[Dataset items]
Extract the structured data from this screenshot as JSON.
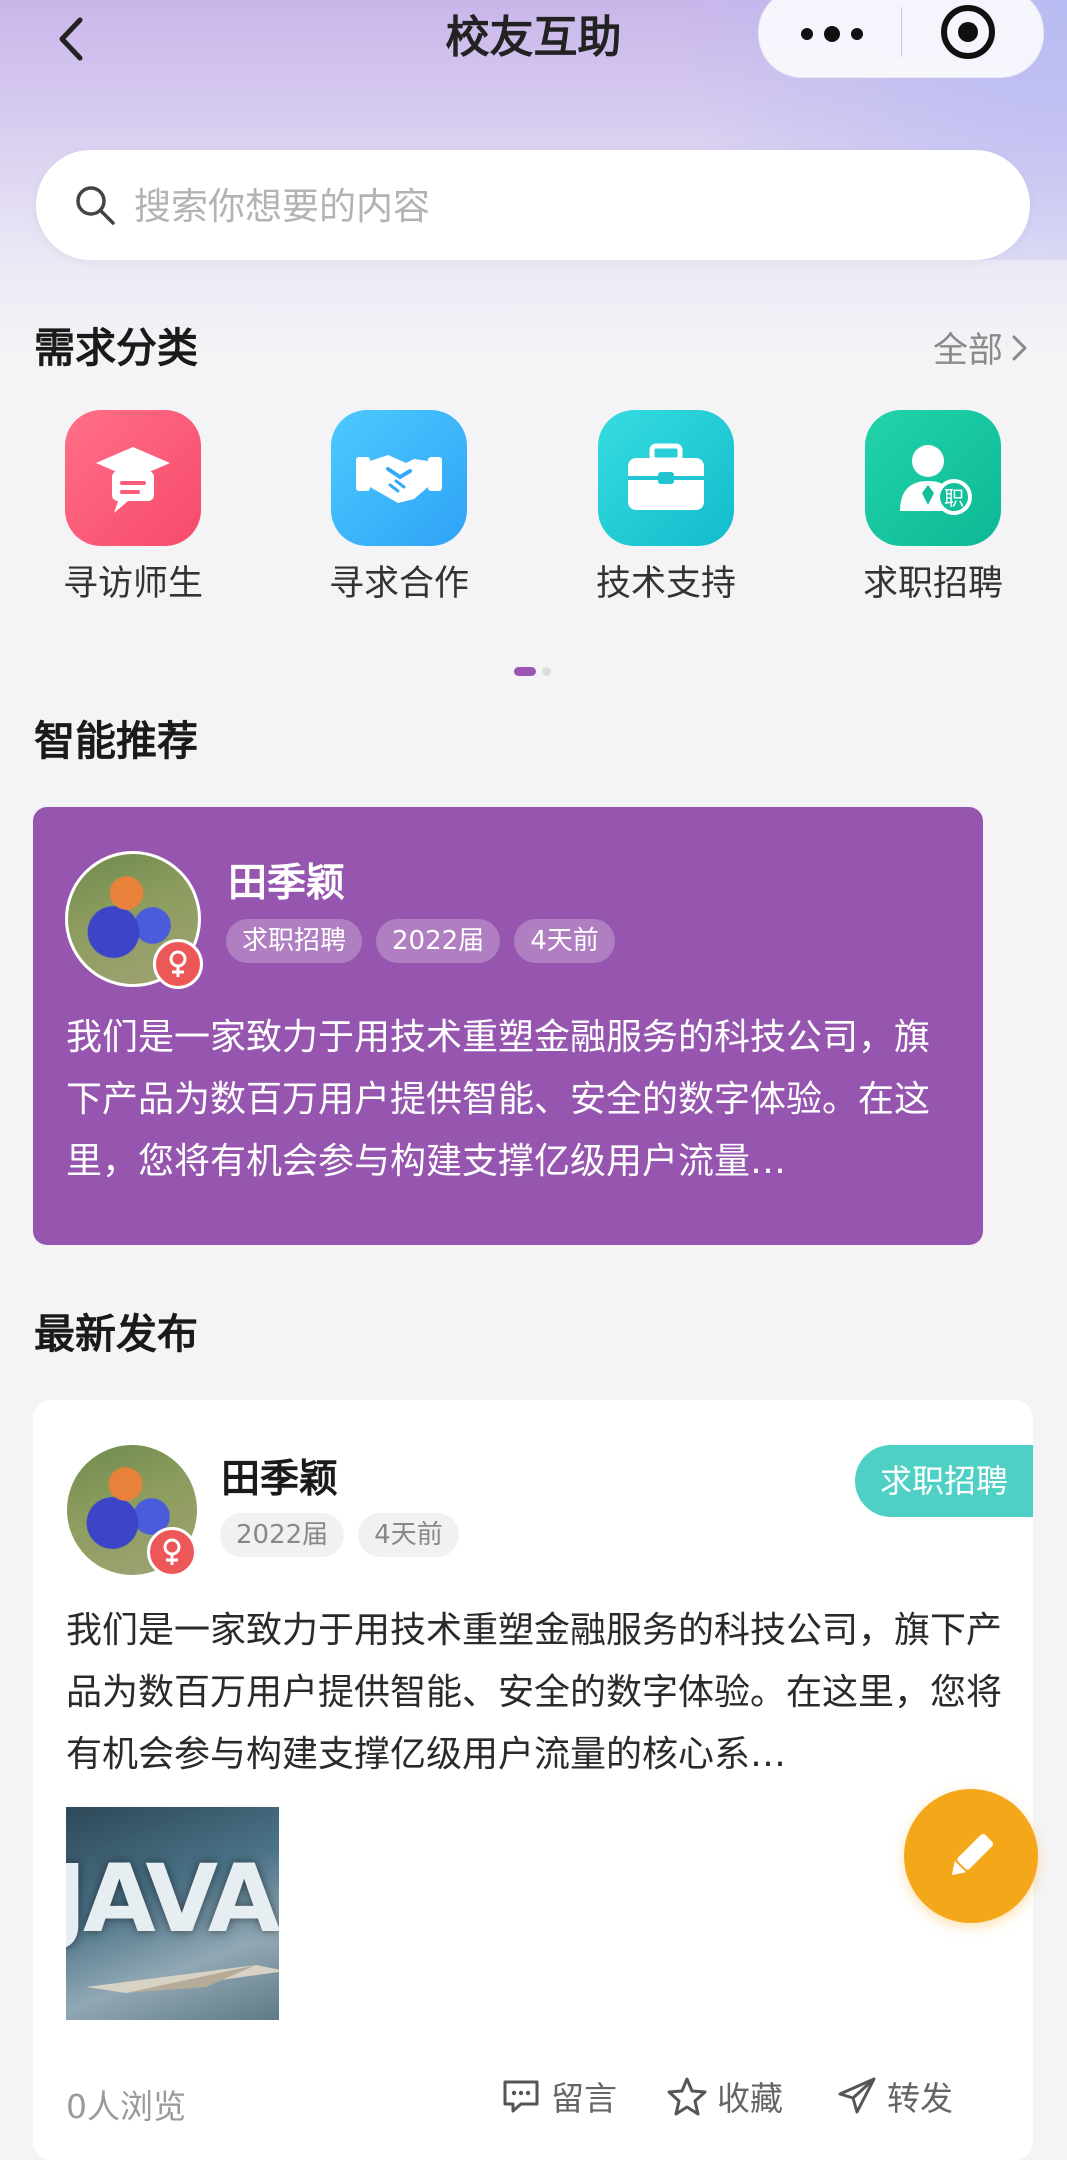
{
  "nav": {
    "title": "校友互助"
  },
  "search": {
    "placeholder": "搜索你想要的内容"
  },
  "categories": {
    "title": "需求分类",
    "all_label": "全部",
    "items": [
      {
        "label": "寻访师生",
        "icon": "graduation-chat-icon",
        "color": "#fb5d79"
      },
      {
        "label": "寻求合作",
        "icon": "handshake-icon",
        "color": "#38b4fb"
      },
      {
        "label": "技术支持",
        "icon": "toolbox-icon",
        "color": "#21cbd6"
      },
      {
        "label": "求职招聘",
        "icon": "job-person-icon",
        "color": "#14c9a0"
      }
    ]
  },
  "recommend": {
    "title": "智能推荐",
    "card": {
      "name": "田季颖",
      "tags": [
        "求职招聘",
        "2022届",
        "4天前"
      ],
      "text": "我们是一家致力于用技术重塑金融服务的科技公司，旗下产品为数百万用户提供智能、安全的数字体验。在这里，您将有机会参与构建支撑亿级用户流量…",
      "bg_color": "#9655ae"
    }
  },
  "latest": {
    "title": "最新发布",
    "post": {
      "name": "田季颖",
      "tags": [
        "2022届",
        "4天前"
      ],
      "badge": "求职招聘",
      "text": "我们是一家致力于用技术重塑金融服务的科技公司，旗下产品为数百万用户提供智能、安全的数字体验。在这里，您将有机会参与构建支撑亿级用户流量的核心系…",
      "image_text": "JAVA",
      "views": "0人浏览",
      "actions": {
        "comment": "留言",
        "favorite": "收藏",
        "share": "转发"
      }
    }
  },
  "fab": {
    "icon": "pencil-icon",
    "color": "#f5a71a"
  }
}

Problem to solve: Copy every line above that includes the string "title".

Answer to this task:
    "title": "校友互助"
    "title": "需求分类",
    "title": "智能推荐",
    "title": "最新发布",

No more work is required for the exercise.